**Data for this exercise**
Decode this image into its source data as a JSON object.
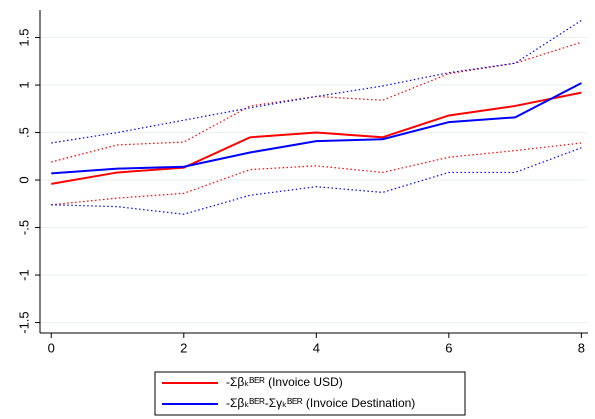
{
  "chart_data": {
    "type": "line",
    "x": [
      0,
      1,
      2,
      3,
      4,
      5,
      6,
      7,
      8
    ],
    "series": [
      {
        "name": "-Σβₖᴮᴱᴿ (Invoice USD)",
        "color": "#ff0000",
        "values": [
          -0.04,
          0.08,
          0.13,
          0.45,
          0.5,
          0.45,
          0.68,
          0.78,
          0.92
        ],
        "upper": [
          0.19,
          0.37,
          0.4,
          0.78,
          0.88,
          0.84,
          1.12,
          1.23,
          1.45
        ],
        "lower": [
          -0.26,
          -0.19,
          -0.14,
          0.11,
          0.15,
          0.08,
          0.24,
          0.31,
          0.39
        ]
      },
      {
        "name": "-Σβₖᴮᴱᴿ-Σγₖᴮᴱᴿ (Invoice Destination)",
        "color": "#0000ff",
        "values": [
          0.07,
          0.12,
          0.14,
          0.29,
          0.41,
          0.43,
          0.61,
          0.66,
          1.02
        ],
        "upper": [
          0.39,
          0.5,
          0.63,
          0.76,
          0.88,
          0.99,
          1.13,
          1.23,
          1.68
        ],
        "lower": [
          -0.26,
          -0.28,
          -0.36,
          -0.16,
          -0.07,
          -0.13,
          0.08,
          0.08,
          0.34
        ]
      }
    ],
    "xlim": [
      -0.17,
      8.1
    ],
    "xticks": [
      0,
      2,
      4,
      6,
      8
    ],
    "ylim": [
      -1.61,
      1.79
    ],
    "yticks": [
      {
        "value": -1.5,
        "label": "-1.5"
      },
      -1,
      {
        "value": -0.5,
        "label": "-.5"
      },
      0,
      {
        "value": 0.5,
        "label": ".5"
      },
      1,
      1.5
    ],
    "grid": true
  }
}
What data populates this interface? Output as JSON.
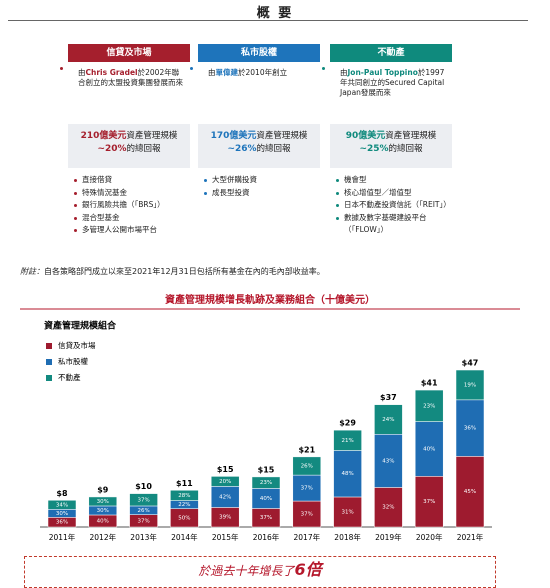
{
  "header": {
    "title": "概 要"
  },
  "columns": [
    {
      "name": "信貸及市場",
      "color": "#a51f2d",
      "intro_pre": "由",
      "intro_name": "Chris Gradel",
      "intro_post": "於2002年聯合創立的太盟投資集團發展而來",
      "amount": "210億美元",
      "amount_text": "資產管理規模",
      "return": "~20%",
      "return_text": "的總回報",
      "bullets": [
        "直接借貸",
        "特殊情況基金",
        "銀行風險共擔（「BRS」）",
        "混合型基金",
        "多管理人公開市場平台"
      ]
    },
    {
      "name": "私市股權",
      "color": "#1e74bb",
      "intro_pre": "由",
      "intro_name": "單偉建",
      "intro_post": "於2010年創立",
      "amount": "170億美元",
      "amount_text": "資產管理規模",
      "return": "~26%",
      "return_text": "的總回報",
      "bullets": [
        "大型併購投資",
        "成長型投資"
      ]
    },
    {
      "name": "不動產",
      "color": "#0f8a7d",
      "intro_pre": "由",
      "intro_name": "Jon-Paul Toppino",
      "intro_post": "於1997年共同創立的Secured Capital Japan發展而來",
      "amount": "90億美元",
      "amount_text": "資產管理規模",
      "return": "~25%",
      "return_text": "的總回報",
      "bullets": [
        "機會型",
        "核心增值型／增值型",
        "日本不動產投資信託（「REIT」）",
        "數據及數字基礎建設平台（「FLOW」）"
      ]
    }
  ],
  "footnote": {
    "label": "附註：",
    "text": "自各策略部門成立以來至2021年12月31日包括所有基金在內的毛內部收益率。"
  },
  "chart_data": {
    "type": "stacked_bar",
    "title": "資產管理規模增長軌跡及業務組合（十億美元）",
    "subtitle": "資產管理規模組合",
    "categories": [
      "2011年",
      "2012年",
      "2013年",
      "2014年",
      "2015年",
      "2016年",
      "2017年",
      "2018年",
      "2019年",
      "2020年",
      "2021年"
    ],
    "totals": {
      "values": [
        8,
        9,
        10,
        11,
        15,
        15,
        21,
        29,
        37,
        41,
        47
      ],
      "value_labels": [
        "$8",
        "$9",
        "$10",
        "$11",
        "$15",
        "$15",
        "$21",
        "$29",
        "$37",
        "$41",
        "$47"
      ]
    },
    "series": [
      {
        "name": "信貸及市場",
        "color": "#9e1b2f",
        "values": [
          36,
          40,
          37,
          50,
          39,
          37,
          37,
          31,
          32,
          37,
          45
        ],
        "value_labels": [
          "36%",
          "40%",
          "37%",
          "50%",
          "39%",
          "37%",
          "37%",
          "31%",
          "32%",
          "37%",
          "45%"
        ]
      },
      {
        "name": "私市股權",
        "color": "#1f6db3",
        "values": [
          30,
          30,
          26,
          22,
          42,
          40,
          37,
          48,
          43,
          40,
          36
        ],
        "value_labels": [
          "30%",
          "30%",
          "26%",
          "22%",
          "42%",
          "40%",
          "37%",
          "48%",
          "43%",
          "40%",
          "36%"
        ]
      },
      {
        "name": "不動產",
        "color": "#138a80",
        "values": [
          34,
          30,
          37,
          28,
          20,
          23,
          26,
          21,
          24,
          23,
          19
        ],
        "value_labels": [
          "34%",
          "30%",
          "37%",
          "28%",
          "20%",
          "23%",
          "26%",
          "21%",
          "24%",
          "23%",
          "19%"
        ]
      }
    ]
  },
  "callout": {
    "text": "於過去十年增長了",
    "emphasis": "6倍"
  }
}
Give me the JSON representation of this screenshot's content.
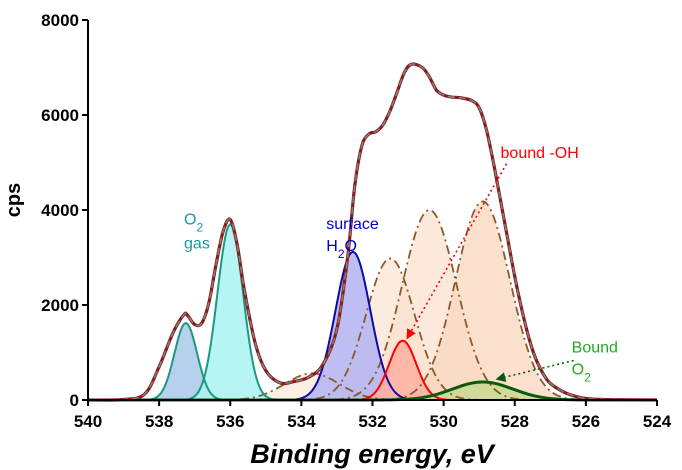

**Given exercise**
Quote the records in their entirety, keeping the wording exact and excluding pictures.

**Expected answer**
Decode this image into its source data as a JSON object.
{
  "chart_data": {
    "type": "line",
    "x": [
      0,
      1,
      2,
      3,
      4,
      5,
      6,
      7,
      8
    ],
    "series": [
      {
        "name": "-Σβₖᴮᴱᴿ (Invoice USD)",
        "color": "#ff0000",
        "values": [
          -0.04,
          0.08,
          0.13,
          0.45,
          0.5,
          0.45,
          0.68,
          0.78,
          0.92
        ],
        "upper": [
          0.19,
          0.37,
          0.4,
          0.78,
          0.88,
          0.84,
          1.12,
          1.23,
          1.45
        ],
        "lower": [
          -0.26,
          -0.19,
          -0.14,
          0.11,
          0.15,
          0.08,
          0.24,
          0.31,
          0.39
        ]
      },
      {
        "name": "-Σβₖᴮᴱᴿ-Σγₖᴮᴱᴿ (Invoice Destination)",
        "color": "#0000ff",
        "values": [
          0.07,
          0.12,
          0.14,
          0.29,
          0.41,
          0.43,
          0.61,
          0.66,
          1.02
        ],
        "upper": [
          0.39,
          0.5,
          0.63,
          0.76,
          0.88,
          0.99,
          1.13,
          1.23,
          1.68
        ],
        "lower": [
          -0.26,
          -0.28,
          -0.36,
          -0.16,
          -0.07,
          -0.13,
          0.08,
          0.08,
          0.34
        ]
      }
    ],
    "xlim": [
      -0.17,
      8.1
    ],
    "xticks": [
      0,
      2,
      4,
      6,
      8
    ],
    "ylim": [
      -1.61,
      1.79
    ],
    "yticks": [
      {
        "value": -1.5,
        "label": "-1.5"
      },
      -1,
      {
        "value": -0.5,
        "label": "-.5"
      },
      0,
      {
        "value": 0.5,
        "label": ".5"
      },
      1,
      1.5
    ],
    "grid": true
  }
}
What data populates this interface? Output as JSON.
{
  "header": {
    "title": "概 要"
  },
  "columns": [
    {
      "name": "信貸及市場",
      "color": "#a51f2d",
      "intro_pre": "由",
      "intro_name": "Chris Gradel",
      "intro_post": "於2002年聯合創立的太盟投資集團發展而來",
      "amount": "210億美元",
      "amount_text": "資產管理規模",
      "return": "~20%",
      "return_text": "的總回報",
      "bullets": [
        "直接借貸",
        "特殊情況基金",
        "銀行風險共擔（「BRS」）",
        "混合型基金",
        "多管理人公開市場平台"
      ]
    },
    {
      "name": "私市股權",
      "color": "#1e74bb",
      "intro_pre": "由",
      "intro_name": "單偉建",
      "intro_post": "於2010年創立",
      "amount": "170億美元",
      "amount_text": "資產管理規模",
      "return": "~26%",
      "return_text": "的總回報",
      "bullets": [
        "大型併購投資",
        "成長型投資"
      ]
    },
    {
      "name": "不動產",
      "color": "#0f8a7d",
      "intro_pre": "由",
      "intro_name": "Jon-Paul Toppino",
      "intro_post": "於1997年共同創立的Secured Capital Japan發展而來",
      "amount": "90億美元",
      "amount_text": "資產管理規模",
      "return": "~25%",
      "return_text": "的總回報",
      "bullets": [
        "機會型",
        "核心增值型／增值型",
        "日本不動產投資信託（「REIT」）",
        "數據及數字基礎建設平台（「FLOW」）"
      ]
    }
  ],
  "footnote": {
    "label": "附註：",
    "text": "自各策略部門成立以來至2021年12月31日包括所有基金在內的毛內部收益率。"
  },
  "chart_data": {
    "type": "stacked_bar",
    "title": "資產管理規模增長軌跡及業務組合（十億美元）",
    "subtitle": "資產管理規模組合",
    "categories": [
      "2011年",
      "2012年",
      "2013年",
      "2014年",
      "2015年",
      "2016年",
      "2017年",
      "2018年",
      "2019年",
      "2020年",
      "2021年"
    ],
    "totals": {
      "values": [
        8,
        9,
        10,
        11,
        15,
        15,
        21,
        29,
        37,
        41,
        47
      ],
      "value_labels": [
        "$8",
        "$9",
        "$10",
        "$11",
        "$15",
        "$15",
        "$21",
        "$29",
        "$37",
        "$41",
        "$47"
      ]
    },
    "series": [
      {
        "name": "信貸及市場",
        "color": "#9e1b2f",
        "values": [
          36,
          40,
          37,
          50,
          39,
          37,
          37,
          31,
          32,
          37,
          45
        ],
        "value_labels": [
          "36%",
          "40%",
          "37%",
          "50%",
          "39%",
          "37%",
          "37%",
          "31%",
          "32%",
          "37%",
          "45%"
        ]
      },
      {
        "name": "私市股權",
        "color": "#1f6db3",
        "values": [
          30,
          30,
          26,
          22,
          42,
          40,
          37,
          48,
          43,
          40,
          36
        ],
        "value_labels": [
          "30%",
          "30%",
          "26%",
          "22%",
          "42%",
          "40%",
          "37%",
          "48%",
          "43%",
          "40%",
          "36%"
        ]
      },
      {
        "name": "不動產",
        "color": "#138a80",
        "values": [
          34,
          30,
          37,
          28,
          20,
          23,
          26,
          21,
          24,
          23,
          19
        ],
        "value_labels": [
          "34%",
          "30%",
          "37%",
          "28%",
          "20%",
          "23%",
          "26%",
          "21%",
          "24%",
          "23%",
          "19%"
        ]
      }
    ]
  },
  "callout": {
    "text": "於過去十年增長了",
    "emphasis": "6倍"
  }
}
Give me the JSON representation of this screenshot's content.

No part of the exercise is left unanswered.